Your task is to restate the data word for word.
■ ■ ■ ■ ■ ■ ■
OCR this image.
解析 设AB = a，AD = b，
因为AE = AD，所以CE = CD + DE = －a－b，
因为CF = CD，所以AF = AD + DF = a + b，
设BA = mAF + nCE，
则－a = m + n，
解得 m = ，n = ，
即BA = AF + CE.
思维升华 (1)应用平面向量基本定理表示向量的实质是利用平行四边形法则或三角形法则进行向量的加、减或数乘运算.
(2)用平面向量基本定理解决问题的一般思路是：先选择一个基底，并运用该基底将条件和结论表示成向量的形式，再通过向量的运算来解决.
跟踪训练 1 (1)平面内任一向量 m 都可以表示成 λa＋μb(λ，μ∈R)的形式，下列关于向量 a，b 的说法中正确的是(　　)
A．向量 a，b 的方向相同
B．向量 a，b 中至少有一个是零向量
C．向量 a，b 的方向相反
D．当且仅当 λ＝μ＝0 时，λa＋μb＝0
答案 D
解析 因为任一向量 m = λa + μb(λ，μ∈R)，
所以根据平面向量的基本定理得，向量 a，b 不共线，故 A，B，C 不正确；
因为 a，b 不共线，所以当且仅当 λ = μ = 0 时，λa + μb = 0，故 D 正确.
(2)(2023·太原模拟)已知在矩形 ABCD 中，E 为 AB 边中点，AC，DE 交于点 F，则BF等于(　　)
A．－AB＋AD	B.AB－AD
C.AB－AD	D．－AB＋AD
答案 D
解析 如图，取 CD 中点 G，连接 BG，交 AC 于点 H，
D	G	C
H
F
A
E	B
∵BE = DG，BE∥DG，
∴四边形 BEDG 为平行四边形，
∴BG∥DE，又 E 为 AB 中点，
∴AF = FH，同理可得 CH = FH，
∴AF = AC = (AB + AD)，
■ ■ ■ ■ ■ ■ ■
RESULT:
OCR this image.
解析 设AB = a，AD = b，
因为AE = AD，所以CE = CD + DE = －a－b，
因为CF = CD，所以AF = AD + DF = a + b，
设BA = mAF + nCE，
则－a = m + n，
解得 m = ，n = ，
即BA = AF + CE.
思维升华 (1)应用平面向量基本定理表示向量的实质是利用平行四边形法则或三角形法则进行向量的加、减或数乘运算.
(2)用平面向量基本定理解决问题的一般思路是：先选择一个基底，并运用该基底将条件和结论表示成向量的形式，再通过向量的运算来解决.
跟踪训练 1 (1)平面内任一向量 m 都可以表示成 λa＋μb(λ，μ∈R)的形式，下列关于向量 a，b 的说法中正确的是(　　)
A．向量 a，b 的方向相同
B．向量 a，b 中至少有一个是零向量
C．向量 a，b 的方向相反
D．当且仅当 λ＝μ＝0 时，λa＋μb＝0
答案 D
解析 因为任一向量 m = λa + μb(λ，μ∈R)，
所以根据平面向量的基本定理得，向量 a，b 不共线，故 A，B，C 不正确；
因为 a，b 不共线，所以当且仅当 λ = μ = 0 时，λa + μb = 0，故 D 正确.
(2)(2023·太原模拟)已知在矩形 ABCD 中，E 为 AB 边中点，AC，DE 交于点 F，则BF等于(　　)
A．－AB＋AD	B.AB－AD
C.AB－AD	D．－AB＋AD
答案 D
解析 如图，取 CD 中点 G，连接 BG，交 AC 于点 H，
D	G	C
H
F
A
E	B
∵BE = DG，BE∥DG，
∴四边形 BEDG 为平行四边形，
∴BG∥DE，又 E 为 AB 中点，
∴AF = FH，同理可得 CH = FH，
∴AF = AC = (AB + AD)，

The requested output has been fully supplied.